§ AIM: Transcribe the records below exactly as they appear.
** Start TASK DATA **
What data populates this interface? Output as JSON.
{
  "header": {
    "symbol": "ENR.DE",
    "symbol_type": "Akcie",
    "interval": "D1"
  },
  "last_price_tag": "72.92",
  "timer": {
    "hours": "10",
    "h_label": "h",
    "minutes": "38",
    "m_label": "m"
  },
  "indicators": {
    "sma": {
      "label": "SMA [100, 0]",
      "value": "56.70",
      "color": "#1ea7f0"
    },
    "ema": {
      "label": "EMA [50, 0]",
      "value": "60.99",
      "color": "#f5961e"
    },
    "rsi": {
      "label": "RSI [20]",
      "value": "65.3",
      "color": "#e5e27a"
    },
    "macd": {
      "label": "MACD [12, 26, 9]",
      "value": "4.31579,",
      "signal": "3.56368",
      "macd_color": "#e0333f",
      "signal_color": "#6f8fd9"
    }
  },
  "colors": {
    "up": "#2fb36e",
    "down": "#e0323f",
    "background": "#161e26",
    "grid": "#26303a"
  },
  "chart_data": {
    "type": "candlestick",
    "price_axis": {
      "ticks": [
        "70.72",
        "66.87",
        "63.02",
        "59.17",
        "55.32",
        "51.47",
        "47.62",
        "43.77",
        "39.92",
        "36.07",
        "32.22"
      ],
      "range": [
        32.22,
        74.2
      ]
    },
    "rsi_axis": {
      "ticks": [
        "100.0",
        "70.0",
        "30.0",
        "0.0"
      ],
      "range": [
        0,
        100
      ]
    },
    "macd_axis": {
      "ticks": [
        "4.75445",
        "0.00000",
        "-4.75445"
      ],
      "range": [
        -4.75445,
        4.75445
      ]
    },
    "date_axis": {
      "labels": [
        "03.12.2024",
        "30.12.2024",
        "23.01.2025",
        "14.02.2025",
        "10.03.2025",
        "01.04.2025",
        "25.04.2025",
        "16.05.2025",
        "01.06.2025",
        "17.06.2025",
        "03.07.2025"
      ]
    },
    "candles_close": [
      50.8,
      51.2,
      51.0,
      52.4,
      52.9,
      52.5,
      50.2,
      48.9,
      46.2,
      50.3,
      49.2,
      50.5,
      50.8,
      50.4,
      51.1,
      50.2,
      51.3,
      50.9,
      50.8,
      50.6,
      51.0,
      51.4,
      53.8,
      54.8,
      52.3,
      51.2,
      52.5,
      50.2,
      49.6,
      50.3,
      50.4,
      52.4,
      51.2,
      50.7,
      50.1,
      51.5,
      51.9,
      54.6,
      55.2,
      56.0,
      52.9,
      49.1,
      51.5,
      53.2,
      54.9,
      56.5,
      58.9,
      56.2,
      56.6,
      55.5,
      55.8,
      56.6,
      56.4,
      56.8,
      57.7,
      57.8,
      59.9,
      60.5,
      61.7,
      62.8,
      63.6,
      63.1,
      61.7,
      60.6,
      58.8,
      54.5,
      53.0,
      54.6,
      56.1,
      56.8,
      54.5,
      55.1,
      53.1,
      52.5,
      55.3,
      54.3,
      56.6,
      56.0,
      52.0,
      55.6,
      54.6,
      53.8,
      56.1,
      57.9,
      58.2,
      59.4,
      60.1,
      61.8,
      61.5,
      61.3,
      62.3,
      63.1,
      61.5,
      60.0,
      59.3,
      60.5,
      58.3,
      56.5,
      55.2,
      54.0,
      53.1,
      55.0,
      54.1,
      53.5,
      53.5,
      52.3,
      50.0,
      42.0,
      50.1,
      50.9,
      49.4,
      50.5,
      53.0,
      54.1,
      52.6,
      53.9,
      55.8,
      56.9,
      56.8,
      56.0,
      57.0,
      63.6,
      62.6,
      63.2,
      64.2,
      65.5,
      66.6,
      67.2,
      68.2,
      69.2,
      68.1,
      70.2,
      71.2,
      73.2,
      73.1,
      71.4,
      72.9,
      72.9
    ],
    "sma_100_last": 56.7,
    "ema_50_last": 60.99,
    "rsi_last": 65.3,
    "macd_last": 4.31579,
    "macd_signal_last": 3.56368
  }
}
** End TASK DATA **
§ SOLUTION TO THE PROBLEM:
What data populates this interface? Output as JSON.
{
  "header": {
    "symbol": "ENR.DE",
    "symbol_type": "Akcie",
    "interval": "D1"
  },
  "last_price_tag": "72.92",
  "timer": {
    "hours": "10",
    "h_label": "h",
    "minutes": "38",
    "m_label": "m"
  },
  "indicators": {
    "sma": {
      "label": "SMA [100, 0]",
      "value": "56.70",
      "color": "#1ea7f0"
    },
    "ema": {
      "label": "EMA [50, 0]",
      "value": "60.99",
      "color": "#f5961e"
    },
    "rsi": {
      "label": "RSI [20]",
      "value": "65.3",
      "color": "#e5e27a"
    },
    "macd": {
      "label": "MACD [12, 26, 9]",
      "value": "4.31579,",
      "signal": "3.56368",
      "macd_color": "#e0333f",
      "signal_color": "#6f8fd9"
    }
  },
  "colors": {
    "up": "#2fb36e",
    "down": "#e0323f",
    "background": "#161e26",
    "grid": "#26303a"
  },
  "chart_data": {
    "type": "candlestick",
    "price_axis": {
      "ticks": [
        "70.72",
        "66.87",
        "63.02",
        "59.17",
        "55.32",
        "51.47",
        "47.62",
        "43.77",
        "39.92",
        "36.07",
        "32.22"
      ],
      "range": [
        32.22,
        74.2
      ]
    },
    "rsi_axis": {
      "ticks": [
        "100.0",
        "70.0",
        "30.0",
        "0.0"
      ],
      "range": [
        0,
        100
      ]
    },
    "macd_axis": {
      "ticks": [
        "4.75445",
        "0.00000",
        "-4.75445"
      ],
      "range": [
        -4.75445,
        4.75445
      ]
    },
    "date_axis": {
      "labels": [
        "03.12.2024",
        "30.12.2024",
        "23.01.2025",
        "14.02.2025",
        "10.03.2025",
        "01.04.2025",
        "25.04.2025",
        "16.05.2025",
        "01.06.2025",
        "17.06.2025",
        "03.07.2025"
      ]
    },
    "candles_close": [
      50.8,
      51.2,
      51.0,
      52.4,
      52.9,
      52.5,
      50.2,
      48.9,
      46.2,
      50.3,
      49.2,
      50.5,
      50.8,
      50.4,
      51.1,
      50.2,
      51.3,
      50.9,
      50.8,
      50.6,
      51.0,
      51.4,
      53.8,
      54.8,
      52.3,
      51.2,
      52.5,
      50.2,
      49.6,
      50.3,
      50.4,
      52.4,
      51.2,
      50.7,
      50.1,
      51.5,
      51.9,
      54.6,
      55.2,
      56.0,
      52.9,
      49.1,
      51.5,
      53.2,
      54.9,
      56.5,
      58.9,
      56.2,
      56.6,
      55.5,
      55.8,
      56.6,
      56.4,
      56.8,
      57.7,
      57.8,
      59.9,
      60.5,
      61.7,
      62.8,
      63.6,
      63.1,
      61.7,
      60.6,
      58.8,
      54.5,
      53.0,
      54.6,
      56.1,
      56.8,
      54.5,
      55.1,
      53.1,
      52.5,
      55.3,
      54.3,
      56.6,
      56.0,
      52.0,
      55.6,
      54.6,
      53.8,
      56.1,
      57.9,
      58.2,
      59.4,
      60.1,
      61.8,
      61.5,
      61.3,
      62.3,
      63.1,
      61.5,
      60.0,
      59.3,
      60.5,
      58.3,
      56.5,
      55.2,
      54.0,
      53.1,
      55.0,
      54.1,
      53.5,
      53.5,
      52.3,
      50.0,
      42.0,
      50.1,
      50.9,
      49.4,
      50.5,
      53.0,
      54.1,
      52.6,
      53.9,
      55.8,
      56.9,
      56.8,
      56.0,
      57.0,
      63.6,
      62.6,
      63.2,
      64.2,
      65.5,
      66.6,
      67.2,
      68.2,
      69.2,
      68.1,
      70.2,
      71.2,
      73.2,
      73.1,
      71.4,
      72.9,
      72.9
    ],
    "sma_100_last": 56.7,
    "ema_50_last": 60.99,
    "rsi_last": 65.3,
    "macd_last": 4.31579,
    "macd_signal_last": 3.56368
  }
}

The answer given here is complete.